> Required task
In the data below, find each line containing the string "online" and return it.

═══ The data

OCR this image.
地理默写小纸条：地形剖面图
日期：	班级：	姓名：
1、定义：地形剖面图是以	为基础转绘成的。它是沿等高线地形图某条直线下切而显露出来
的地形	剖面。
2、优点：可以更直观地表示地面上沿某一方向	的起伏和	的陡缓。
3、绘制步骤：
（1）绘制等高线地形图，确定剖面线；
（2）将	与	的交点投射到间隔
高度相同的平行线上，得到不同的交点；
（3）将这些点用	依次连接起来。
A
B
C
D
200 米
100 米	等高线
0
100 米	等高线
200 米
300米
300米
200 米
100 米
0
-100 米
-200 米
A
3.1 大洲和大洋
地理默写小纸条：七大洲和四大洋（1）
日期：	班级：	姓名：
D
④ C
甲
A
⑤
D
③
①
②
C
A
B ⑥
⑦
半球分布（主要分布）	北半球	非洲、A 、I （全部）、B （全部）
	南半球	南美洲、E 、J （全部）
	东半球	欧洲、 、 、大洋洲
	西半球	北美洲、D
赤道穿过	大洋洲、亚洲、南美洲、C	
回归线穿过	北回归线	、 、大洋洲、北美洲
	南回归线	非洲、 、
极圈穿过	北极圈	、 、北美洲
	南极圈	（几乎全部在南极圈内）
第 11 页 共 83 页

══════
═══ The data

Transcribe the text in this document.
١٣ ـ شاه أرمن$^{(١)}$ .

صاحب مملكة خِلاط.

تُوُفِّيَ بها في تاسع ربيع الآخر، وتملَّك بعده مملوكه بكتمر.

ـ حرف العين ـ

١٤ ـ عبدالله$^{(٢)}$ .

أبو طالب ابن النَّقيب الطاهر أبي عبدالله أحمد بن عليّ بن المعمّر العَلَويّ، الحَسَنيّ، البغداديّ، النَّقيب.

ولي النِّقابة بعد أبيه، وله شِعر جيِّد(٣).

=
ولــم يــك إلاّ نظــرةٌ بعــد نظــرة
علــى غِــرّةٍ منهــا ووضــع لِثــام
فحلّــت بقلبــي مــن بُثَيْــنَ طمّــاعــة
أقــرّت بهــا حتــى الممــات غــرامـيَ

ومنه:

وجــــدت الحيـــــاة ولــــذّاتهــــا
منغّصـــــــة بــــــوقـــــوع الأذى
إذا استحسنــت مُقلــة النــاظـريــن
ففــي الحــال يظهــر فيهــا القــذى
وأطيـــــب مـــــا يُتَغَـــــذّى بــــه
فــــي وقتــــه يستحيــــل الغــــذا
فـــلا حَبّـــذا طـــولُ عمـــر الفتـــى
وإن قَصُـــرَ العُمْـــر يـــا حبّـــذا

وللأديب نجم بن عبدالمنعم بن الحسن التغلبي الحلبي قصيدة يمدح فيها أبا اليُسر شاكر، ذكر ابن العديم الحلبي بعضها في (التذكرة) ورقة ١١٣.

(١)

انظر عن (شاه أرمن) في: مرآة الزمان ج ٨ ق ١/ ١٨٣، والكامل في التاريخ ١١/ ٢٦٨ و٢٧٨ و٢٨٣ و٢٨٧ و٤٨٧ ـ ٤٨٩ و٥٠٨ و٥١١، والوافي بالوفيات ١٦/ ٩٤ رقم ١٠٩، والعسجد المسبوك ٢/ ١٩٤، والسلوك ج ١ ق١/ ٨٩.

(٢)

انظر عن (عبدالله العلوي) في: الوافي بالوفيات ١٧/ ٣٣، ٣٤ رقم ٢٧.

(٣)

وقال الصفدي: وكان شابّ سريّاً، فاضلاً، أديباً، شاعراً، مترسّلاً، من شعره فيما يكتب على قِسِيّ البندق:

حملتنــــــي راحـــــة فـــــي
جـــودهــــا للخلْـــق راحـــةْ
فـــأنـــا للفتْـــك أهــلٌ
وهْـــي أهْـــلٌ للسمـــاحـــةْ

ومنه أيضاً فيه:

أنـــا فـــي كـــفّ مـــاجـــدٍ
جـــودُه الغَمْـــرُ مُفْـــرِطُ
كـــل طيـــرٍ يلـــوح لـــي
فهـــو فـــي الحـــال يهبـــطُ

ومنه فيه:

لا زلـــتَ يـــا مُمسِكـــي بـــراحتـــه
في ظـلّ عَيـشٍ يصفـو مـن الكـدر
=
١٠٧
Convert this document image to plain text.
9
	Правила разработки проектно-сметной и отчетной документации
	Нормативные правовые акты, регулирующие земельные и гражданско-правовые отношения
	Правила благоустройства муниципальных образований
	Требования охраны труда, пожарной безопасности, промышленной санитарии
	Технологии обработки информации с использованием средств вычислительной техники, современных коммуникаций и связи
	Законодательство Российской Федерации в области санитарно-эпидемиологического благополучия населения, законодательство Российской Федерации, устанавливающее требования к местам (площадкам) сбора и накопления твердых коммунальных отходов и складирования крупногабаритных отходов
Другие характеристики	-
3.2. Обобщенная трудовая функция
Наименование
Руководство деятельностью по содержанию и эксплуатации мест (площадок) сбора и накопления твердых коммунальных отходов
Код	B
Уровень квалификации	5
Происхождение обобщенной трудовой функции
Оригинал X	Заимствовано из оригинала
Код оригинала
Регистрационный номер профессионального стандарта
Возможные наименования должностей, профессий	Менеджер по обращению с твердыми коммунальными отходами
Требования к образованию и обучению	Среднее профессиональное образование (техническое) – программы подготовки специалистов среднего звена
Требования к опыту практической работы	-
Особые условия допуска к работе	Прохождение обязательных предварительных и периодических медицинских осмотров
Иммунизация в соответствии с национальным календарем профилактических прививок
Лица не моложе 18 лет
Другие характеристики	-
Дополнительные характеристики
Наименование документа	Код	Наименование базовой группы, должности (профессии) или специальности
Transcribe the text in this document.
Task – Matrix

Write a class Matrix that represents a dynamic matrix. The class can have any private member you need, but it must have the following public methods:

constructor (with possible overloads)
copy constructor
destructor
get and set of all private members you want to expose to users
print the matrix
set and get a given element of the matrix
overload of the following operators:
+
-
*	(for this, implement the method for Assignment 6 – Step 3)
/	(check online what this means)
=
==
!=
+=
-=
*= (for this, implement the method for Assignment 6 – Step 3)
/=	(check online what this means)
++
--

══════

> Completed task
/	(check online what this means)
/=	(check online what this means)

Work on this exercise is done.